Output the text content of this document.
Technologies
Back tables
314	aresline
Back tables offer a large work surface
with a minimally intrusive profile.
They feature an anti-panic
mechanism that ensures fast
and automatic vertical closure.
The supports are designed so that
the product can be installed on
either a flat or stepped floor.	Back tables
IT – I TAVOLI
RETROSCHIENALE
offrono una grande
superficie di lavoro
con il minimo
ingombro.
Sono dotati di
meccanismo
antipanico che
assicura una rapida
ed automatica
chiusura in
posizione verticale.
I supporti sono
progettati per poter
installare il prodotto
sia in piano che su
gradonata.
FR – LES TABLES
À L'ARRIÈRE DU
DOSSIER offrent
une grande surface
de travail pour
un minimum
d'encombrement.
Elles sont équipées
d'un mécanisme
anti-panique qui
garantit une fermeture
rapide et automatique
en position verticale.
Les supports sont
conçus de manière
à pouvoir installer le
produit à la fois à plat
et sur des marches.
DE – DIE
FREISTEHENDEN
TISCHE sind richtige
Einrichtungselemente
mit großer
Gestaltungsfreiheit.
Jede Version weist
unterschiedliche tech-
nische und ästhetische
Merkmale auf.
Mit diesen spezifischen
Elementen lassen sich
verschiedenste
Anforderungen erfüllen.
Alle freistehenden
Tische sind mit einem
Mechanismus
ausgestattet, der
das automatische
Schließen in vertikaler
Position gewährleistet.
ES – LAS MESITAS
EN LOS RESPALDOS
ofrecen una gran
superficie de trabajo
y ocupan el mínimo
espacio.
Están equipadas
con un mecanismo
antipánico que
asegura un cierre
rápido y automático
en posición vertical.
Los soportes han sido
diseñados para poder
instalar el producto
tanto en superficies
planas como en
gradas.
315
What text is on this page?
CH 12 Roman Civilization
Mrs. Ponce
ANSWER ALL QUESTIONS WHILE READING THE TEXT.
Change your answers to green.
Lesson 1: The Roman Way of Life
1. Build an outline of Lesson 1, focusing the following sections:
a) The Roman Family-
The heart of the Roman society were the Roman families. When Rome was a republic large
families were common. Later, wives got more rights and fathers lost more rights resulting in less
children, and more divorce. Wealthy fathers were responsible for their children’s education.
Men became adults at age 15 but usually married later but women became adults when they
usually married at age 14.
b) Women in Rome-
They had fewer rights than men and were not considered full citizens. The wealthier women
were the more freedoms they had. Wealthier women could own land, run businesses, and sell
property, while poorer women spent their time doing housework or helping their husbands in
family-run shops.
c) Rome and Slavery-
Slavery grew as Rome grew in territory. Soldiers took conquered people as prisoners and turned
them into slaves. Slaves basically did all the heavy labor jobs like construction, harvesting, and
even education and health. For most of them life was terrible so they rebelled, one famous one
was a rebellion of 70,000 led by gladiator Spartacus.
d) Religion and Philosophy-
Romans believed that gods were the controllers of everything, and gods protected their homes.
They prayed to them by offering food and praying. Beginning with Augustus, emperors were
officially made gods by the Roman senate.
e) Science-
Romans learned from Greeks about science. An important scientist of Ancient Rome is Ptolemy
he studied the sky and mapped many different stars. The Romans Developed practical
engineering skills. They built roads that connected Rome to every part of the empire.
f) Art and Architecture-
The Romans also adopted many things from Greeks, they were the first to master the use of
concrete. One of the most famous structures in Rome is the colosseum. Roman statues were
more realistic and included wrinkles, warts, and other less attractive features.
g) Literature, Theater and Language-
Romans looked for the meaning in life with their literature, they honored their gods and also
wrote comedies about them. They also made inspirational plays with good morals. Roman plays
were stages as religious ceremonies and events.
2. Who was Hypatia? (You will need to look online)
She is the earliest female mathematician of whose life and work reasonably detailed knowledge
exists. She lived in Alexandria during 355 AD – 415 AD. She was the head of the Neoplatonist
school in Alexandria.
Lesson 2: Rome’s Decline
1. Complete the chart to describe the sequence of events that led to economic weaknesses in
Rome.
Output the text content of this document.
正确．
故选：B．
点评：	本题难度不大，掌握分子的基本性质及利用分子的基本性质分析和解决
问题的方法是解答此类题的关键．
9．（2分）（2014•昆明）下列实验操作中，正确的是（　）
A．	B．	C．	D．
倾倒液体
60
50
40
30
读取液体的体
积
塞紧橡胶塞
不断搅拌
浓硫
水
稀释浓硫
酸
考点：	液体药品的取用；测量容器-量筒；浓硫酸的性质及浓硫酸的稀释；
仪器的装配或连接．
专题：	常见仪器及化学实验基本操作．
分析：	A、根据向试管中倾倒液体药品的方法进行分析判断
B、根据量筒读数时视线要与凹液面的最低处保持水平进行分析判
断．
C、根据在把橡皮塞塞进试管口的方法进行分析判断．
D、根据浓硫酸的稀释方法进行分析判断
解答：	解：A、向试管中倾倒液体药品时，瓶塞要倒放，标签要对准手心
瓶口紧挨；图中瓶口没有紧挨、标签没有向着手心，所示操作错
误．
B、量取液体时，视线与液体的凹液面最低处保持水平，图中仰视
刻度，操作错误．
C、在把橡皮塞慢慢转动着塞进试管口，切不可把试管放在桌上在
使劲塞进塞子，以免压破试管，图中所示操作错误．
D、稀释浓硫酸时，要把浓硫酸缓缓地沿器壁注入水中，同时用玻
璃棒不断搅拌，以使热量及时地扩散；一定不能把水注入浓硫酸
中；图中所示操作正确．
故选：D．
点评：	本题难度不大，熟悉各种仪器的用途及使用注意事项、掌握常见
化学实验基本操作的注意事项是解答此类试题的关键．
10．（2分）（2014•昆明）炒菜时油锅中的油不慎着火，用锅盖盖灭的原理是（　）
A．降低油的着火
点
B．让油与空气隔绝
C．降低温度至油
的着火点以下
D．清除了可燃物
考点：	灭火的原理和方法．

• Written task: Look over the listing above. Pick out and copy every line that includes "Alexandria".

• Correct response:
exists. She lived in Alexandria during 355 AD – 415 AD. She was the head of the Neoplatonist
school in Alexandria.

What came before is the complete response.